## Source data
+ + + + +

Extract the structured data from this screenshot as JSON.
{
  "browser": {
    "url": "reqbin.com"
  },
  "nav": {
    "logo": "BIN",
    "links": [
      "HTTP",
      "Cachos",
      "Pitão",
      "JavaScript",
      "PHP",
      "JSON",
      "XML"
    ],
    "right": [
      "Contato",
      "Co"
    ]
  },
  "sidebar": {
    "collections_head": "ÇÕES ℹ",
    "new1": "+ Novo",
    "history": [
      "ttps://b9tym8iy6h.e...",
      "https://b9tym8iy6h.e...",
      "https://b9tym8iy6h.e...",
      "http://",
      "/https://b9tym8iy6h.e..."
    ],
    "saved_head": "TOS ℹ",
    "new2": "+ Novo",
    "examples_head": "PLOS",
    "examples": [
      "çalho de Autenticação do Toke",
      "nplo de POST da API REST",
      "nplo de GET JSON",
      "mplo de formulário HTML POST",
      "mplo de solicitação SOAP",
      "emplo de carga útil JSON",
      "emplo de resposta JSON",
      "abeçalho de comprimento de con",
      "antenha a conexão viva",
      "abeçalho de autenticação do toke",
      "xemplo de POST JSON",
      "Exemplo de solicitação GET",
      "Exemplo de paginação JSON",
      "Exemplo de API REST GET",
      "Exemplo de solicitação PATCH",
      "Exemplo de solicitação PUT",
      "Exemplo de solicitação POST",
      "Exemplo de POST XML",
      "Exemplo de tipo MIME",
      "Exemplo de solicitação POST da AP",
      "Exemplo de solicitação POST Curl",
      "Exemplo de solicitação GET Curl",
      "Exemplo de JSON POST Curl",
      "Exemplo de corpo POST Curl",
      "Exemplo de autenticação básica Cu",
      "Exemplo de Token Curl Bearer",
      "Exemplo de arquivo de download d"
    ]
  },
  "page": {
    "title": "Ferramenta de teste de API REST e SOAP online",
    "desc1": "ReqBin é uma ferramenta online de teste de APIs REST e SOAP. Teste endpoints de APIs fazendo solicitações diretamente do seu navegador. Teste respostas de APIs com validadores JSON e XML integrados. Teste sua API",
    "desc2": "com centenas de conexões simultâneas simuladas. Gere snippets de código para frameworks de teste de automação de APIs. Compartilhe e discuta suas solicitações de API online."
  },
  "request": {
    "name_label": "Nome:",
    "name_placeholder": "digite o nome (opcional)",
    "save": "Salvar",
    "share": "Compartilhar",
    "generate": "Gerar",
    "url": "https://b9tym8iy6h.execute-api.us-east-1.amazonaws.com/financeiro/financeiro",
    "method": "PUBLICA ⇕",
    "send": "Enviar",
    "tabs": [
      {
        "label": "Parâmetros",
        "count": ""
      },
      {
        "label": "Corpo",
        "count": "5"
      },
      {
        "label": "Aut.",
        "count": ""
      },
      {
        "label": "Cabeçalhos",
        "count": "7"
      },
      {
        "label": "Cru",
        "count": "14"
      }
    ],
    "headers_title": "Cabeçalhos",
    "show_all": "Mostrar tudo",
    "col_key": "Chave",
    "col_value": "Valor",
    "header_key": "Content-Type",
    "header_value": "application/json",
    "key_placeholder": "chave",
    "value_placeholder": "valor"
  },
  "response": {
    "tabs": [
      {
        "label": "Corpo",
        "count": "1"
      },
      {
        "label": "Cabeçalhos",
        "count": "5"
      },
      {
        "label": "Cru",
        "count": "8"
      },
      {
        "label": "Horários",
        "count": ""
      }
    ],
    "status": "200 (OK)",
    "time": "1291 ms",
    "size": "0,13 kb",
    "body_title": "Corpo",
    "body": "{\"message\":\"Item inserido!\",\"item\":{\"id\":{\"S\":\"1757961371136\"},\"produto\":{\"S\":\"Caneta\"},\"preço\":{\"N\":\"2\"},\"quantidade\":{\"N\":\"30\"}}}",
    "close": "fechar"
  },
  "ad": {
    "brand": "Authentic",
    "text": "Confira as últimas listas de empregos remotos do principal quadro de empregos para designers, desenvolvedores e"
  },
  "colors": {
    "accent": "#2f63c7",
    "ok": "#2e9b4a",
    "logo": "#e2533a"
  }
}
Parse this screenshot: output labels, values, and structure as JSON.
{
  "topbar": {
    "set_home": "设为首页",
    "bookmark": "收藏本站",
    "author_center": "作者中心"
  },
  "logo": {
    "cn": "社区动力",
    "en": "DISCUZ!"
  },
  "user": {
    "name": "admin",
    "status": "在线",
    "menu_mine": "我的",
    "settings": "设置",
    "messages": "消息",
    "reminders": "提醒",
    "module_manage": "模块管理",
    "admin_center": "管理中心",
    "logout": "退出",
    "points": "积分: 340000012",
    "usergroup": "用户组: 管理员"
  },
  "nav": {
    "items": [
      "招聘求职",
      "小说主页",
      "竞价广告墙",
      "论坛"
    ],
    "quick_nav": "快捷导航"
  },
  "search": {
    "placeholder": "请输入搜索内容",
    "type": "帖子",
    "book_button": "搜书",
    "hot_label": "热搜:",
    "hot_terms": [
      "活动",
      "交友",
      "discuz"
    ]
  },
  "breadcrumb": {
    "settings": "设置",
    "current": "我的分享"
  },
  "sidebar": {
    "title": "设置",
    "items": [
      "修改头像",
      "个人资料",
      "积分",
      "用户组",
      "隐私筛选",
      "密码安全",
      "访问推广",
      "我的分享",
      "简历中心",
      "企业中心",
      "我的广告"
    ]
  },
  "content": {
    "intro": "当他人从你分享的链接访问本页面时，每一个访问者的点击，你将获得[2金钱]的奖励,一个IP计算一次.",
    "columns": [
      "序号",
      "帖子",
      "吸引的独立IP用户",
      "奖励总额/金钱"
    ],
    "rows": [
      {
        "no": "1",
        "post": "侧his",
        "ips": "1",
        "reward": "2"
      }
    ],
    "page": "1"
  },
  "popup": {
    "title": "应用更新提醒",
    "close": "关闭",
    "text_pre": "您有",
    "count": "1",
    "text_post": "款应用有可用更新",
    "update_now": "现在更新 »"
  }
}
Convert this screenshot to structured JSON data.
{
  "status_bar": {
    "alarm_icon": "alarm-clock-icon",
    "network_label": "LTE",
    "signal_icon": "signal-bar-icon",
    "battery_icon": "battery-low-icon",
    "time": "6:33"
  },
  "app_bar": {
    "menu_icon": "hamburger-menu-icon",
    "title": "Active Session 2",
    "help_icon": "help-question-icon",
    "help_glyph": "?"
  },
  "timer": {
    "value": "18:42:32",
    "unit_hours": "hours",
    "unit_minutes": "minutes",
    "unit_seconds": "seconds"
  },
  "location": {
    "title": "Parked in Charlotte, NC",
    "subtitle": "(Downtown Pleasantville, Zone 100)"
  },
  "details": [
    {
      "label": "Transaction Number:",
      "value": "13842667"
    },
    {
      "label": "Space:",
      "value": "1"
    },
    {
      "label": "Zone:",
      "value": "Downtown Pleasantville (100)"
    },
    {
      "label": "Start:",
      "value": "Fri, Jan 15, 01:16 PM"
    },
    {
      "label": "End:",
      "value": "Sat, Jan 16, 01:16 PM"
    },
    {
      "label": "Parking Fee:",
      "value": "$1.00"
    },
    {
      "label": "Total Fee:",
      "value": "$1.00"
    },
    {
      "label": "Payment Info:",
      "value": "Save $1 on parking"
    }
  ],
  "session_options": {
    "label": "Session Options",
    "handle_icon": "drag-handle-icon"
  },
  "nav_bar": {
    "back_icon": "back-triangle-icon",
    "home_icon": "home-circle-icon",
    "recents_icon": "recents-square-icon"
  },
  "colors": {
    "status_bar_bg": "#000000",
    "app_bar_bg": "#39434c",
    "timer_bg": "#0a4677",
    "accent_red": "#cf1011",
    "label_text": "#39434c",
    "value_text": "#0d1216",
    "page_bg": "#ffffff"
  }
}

+ + + + +

## Goal of the exercise
Produce a verbatim transcription of the entries above.

## Solution to this problem
Extract the structured data from this screenshot as JSON.
{
  "browser": {
    "url": "reqbin.com"
  },
  "nav": {
    "logo": "BIN",
    "links": [
      "HTTP",
      "Cachos",
      "Pitão",
      "JavaScript",
      "PHP",
      "JSON",
      "XML"
    ],
    "right": [
      "Contato",
      "Co"
    ]
  },
  "sidebar": {
    "collections_head": "ÇÕES ℹ",
    "new1": "+ Novo",
    "history": [
      "ttps://b9tym8iy6h.e...",
      "https://b9tym8iy6h.e...",
      "https://b9tym8iy6h.e...",
      "http://",
      "/https://b9tym8iy6h.e..."
    ],
    "saved_head": "TOS ℹ",
    "new2": "+ Novo",
    "examples_head": "PLOS",
    "examples": [
      "çalho de Autenticação do Toke",
      "nplo de POST da API REST",
      "nplo de GET JSON",
      "mplo de formulário HTML POST",
      "mplo de solicitação SOAP",
      "emplo de carga útil JSON",
      "emplo de resposta JSON",
      "abeçalho de comprimento de con",
      "antenha a conexão viva",
      "abeçalho de autenticação do toke",
      "xemplo de POST JSON",
      "Exemplo de solicitação GET",
      "Exemplo de paginação JSON",
      "Exemplo de API REST GET",
      "Exemplo de solicitação PATCH",
      "Exemplo de solicitação PUT",
      "Exemplo de solicitação POST",
      "Exemplo de POST XML",
      "Exemplo de tipo MIME",
      "Exemplo de solicitação POST da AP",
      "Exemplo de solicitação POST Curl",
      "Exemplo de solicitação GET Curl",
      "Exemplo de JSON POST Curl",
      "Exemplo de corpo POST Curl",
      "Exemplo de autenticação básica Cu",
      "Exemplo de Token Curl Bearer",
      "Exemplo de arquivo de download d"
    ]
  },
  "page": {
    "title": "Ferramenta de teste de API REST e SOAP online",
    "desc1": "ReqBin é uma ferramenta online de teste de APIs REST e SOAP. Teste endpoints de APIs fazendo solicitações diretamente do seu navegador. Teste respostas de APIs com validadores JSON e XML integrados. Teste sua API",
    "desc2": "com centenas de conexões simultâneas simuladas. Gere snippets de código para frameworks de teste de automação de APIs. Compartilhe e discuta suas solicitações de API online."
  },
  "request": {
    "name_label": "Nome:",
    "name_placeholder": "digite o nome (opcional)",
    "save": "Salvar",
    "share": "Compartilhar",
    "generate": "Gerar",
    "url": "https://b9tym8iy6h.execute-api.us-east-1.amazonaws.com/financeiro/financeiro",
    "method": "PUBLICA ⇕",
    "send": "Enviar",
    "tabs": [
      {
        "label": "Parâmetros",
        "count": ""
      },
      {
        "label": "Corpo",
        "count": "5"
      },
      {
        "label": "Aut.",
        "count": ""
      },
      {
        "label": "Cabeçalhos",
        "count": "7"
      },
      {
        "label": "Cru",
        "count": "14"
      }
    ],
    "headers_title": "Cabeçalhos",
    "show_all": "Mostrar tudo",
    "col_key": "Chave",
    "col_value": "Valor",
    "header_key": "Content-Type",
    "header_value": "application/json",
    "key_placeholder": "chave",
    "value_placeholder": "valor"
  },
  "response": {
    "tabs": [
      {
        "label": "Corpo",
        "count": "1"
      },
      {
        "label": "Cabeçalhos",
        "count": "5"
      },
      {
        "label": "Cru",
        "count": "8"
      },
      {
        "label": "Horários",
        "count": ""
      }
    ],
    "status": "200 (OK)",
    "time": "1291 ms",
    "size": "0,13 kb",
    "body_title": "Corpo",
    "body": "{\"message\":\"Item inserido!\",\"item\":{\"id\":{\"S\":\"1757961371136\"},\"produto\":{\"S\":\"Caneta\"},\"preço\":{\"N\":\"2\"},\"quantidade\":{\"N\":\"30\"}}}",
    "close": "fechar"
  },
  "ad": {
    "brand": "Authentic",
    "text": "Confira as últimas listas de empregos remotos do principal quadro de empregos para designers, desenvolvedores e"
  },
  "colors": {
    "accent": "#2f63c7",
    "ok": "#2e9b4a",
    "logo": "#e2533a"
  }
}
Parse this screenshot: output labels, values, and structure as JSON.
{
  "topbar": {
    "set_home": "设为首页",
    "bookmark": "收藏本站",
    "author_center": "作者中心"
  },
  "logo": {
    "cn": "社区动力",
    "en": "DISCUZ!"
  },
  "user": {
    "name": "admin",
    "status": "在线",
    "menu_mine": "我的",
    "settings": "设置",
    "messages": "消息",
    "reminders": "提醒",
    "module_manage": "模块管理",
    "admin_center": "管理中心",
    "logout": "退出",
    "points": "积分: 340000012",
    "usergroup": "用户组: 管理员"
  },
  "nav": {
    "items": [
      "招聘求职",
      "小说主页",
      "竞价广告墙",
      "论坛"
    ],
    "quick_nav": "快捷导航"
  },
  "search": {
    "placeholder": "请输入搜索内容",
    "type": "帖子",
    "book_button": "搜书",
    "hot_label": "热搜:",
    "hot_terms": [
      "活动",
      "交友",
      "discuz"
    ]
  },
  "breadcrumb": {
    "settings": "设置",
    "current": "我的分享"
  },
  "sidebar": {
    "title": "设置",
    "items": [
      "修改头像",
      "个人资料",
      "积分",
      "用户组",
      "隐私筛选",
      "密码安全",
      "访问推广",
      "我的分享",
      "简历中心",
      "企业中心",
      "我的广告"
    ]
  },
  "content": {
    "intro": "当他人从你分享的链接访问本页面时，每一个访问者的点击，你将获得[2金钱]的奖励,一个IP计算一次.",
    "columns": [
      "序号",
      "帖子",
      "吸引的独立IP用户",
      "奖励总额/金钱"
    ],
    "rows": [
      {
        "no": "1",
        "post": "侧his",
        "ips": "1",
        "reward": "2"
      }
    ],
    "page": "1"
  },
  "popup": {
    "title": "应用更新提醒",
    "close": "关闭",
    "text_pre": "您有",
    "count": "1",
    "text_post": "款应用有可用更新",
    "update_now": "现在更新 »"
  }
}
Convert this screenshot to structured JSON data.
{
  "status_bar": {
    "alarm_icon": "alarm-clock-icon",
    "network_label": "LTE",
    "signal_icon": "signal-bar-icon",
    "battery_icon": "battery-low-icon",
    "time": "6:33"
  },
  "app_bar": {
    "menu_icon": "hamburger-menu-icon",
    "title": "Active Session 2",
    "help_icon": "help-question-icon",
    "help_glyph": "?"
  },
  "timer": {
    "value": "18:42:32",
    "unit_hours": "hours",
    "unit_minutes": "minutes",
    "unit_seconds": "seconds"
  },
  "location": {
    "title": "Parked in Charlotte, NC",
    "subtitle": "(Downtown Pleasantville, Zone 100)"
  },
  "details": [
    {
      "label": "Transaction Number:",
      "value": "13842667"
    },
    {
      "label": "Space:",
      "value": "1"
    },
    {
      "label": "Zone:",
      "value": "Downtown Pleasantville (100)"
    },
    {
      "label": "Start:",
      "value": "Fri, Jan 15, 01:16 PM"
    },
    {
      "label": "End:",
      "value": "Sat, Jan 16, 01:16 PM"
    },
    {
      "label": "Parking Fee:",
      "value": "$1.00"
    },
    {
      "label": "Total Fee:",
      "value": "$1.00"
    },
    {
      "label": "Payment Info:",
      "value": "Save $1 on parking"
    }
  ],
  "session_options": {
    "label": "Session Options",
    "handle_icon": "drag-handle-icon"
  },
  "nav_bar": {
    "back_icon": "back-triangle-icon",
    "home_icon": "home-circle-icon",
    "recents_icon": "recents-square-icon"
  },
  "colors": {
    "status_bar_bg": "#000000",
    "app_bar_bg": "#39434c",
    "timer_bg": "#0a4677",
    "accent_red": "#cf1011",
    "label_text": "#39434c",
    "value_text": "#0d1216",
    "page_bg": "#ffffff"
  }
}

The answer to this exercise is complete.